Items from a data source:
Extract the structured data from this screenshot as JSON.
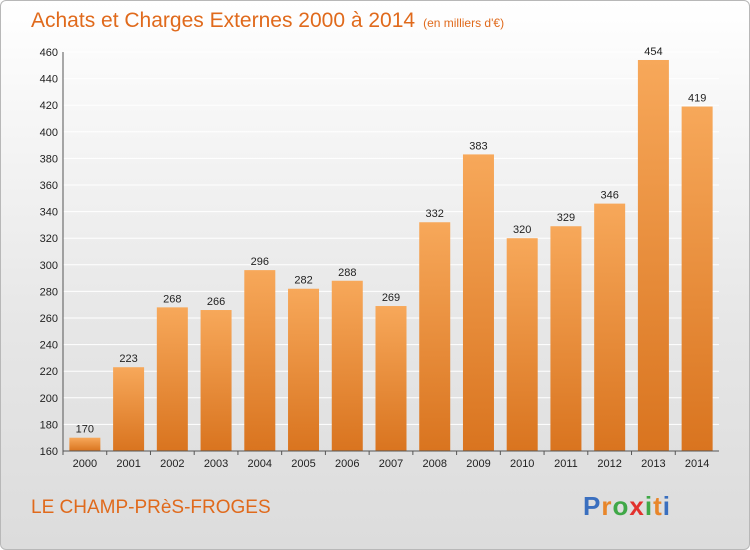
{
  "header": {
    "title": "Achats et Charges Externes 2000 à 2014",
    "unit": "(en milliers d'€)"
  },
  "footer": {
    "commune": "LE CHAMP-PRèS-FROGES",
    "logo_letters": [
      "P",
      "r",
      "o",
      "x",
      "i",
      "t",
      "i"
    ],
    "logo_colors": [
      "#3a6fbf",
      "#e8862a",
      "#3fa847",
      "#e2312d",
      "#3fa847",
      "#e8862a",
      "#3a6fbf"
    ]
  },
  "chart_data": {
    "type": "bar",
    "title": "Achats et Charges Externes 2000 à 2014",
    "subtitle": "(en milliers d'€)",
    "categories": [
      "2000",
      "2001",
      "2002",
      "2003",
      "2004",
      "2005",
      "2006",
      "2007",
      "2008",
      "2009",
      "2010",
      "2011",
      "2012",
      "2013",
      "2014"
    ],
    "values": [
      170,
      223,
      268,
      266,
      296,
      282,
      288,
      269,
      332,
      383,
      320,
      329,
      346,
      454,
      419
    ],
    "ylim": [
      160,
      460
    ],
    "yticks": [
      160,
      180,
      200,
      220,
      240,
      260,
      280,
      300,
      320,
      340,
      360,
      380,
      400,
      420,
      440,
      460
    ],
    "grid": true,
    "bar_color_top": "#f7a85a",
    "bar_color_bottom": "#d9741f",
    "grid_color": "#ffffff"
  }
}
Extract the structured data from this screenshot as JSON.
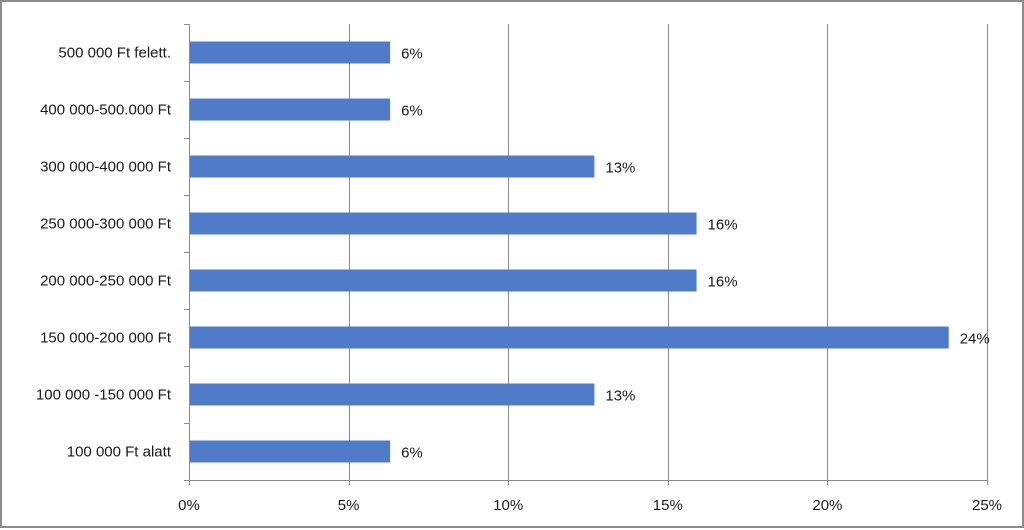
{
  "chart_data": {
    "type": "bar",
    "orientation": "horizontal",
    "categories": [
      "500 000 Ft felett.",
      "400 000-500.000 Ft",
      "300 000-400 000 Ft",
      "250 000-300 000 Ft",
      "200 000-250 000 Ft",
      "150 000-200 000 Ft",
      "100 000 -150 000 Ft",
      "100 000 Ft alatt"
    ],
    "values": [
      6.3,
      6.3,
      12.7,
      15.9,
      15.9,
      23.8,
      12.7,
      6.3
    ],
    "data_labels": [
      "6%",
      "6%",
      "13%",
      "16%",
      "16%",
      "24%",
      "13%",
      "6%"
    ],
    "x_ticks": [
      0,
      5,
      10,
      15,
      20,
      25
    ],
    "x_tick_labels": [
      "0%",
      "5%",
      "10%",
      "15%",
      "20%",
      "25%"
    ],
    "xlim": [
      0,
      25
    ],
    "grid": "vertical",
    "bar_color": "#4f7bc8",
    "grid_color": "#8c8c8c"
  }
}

Work instructions
Write out every line from the entries where "milliers" appears.

Answer to this task
    "unit": "(en milliers d'€)"
    "subtitle": "(en milliers d'€)",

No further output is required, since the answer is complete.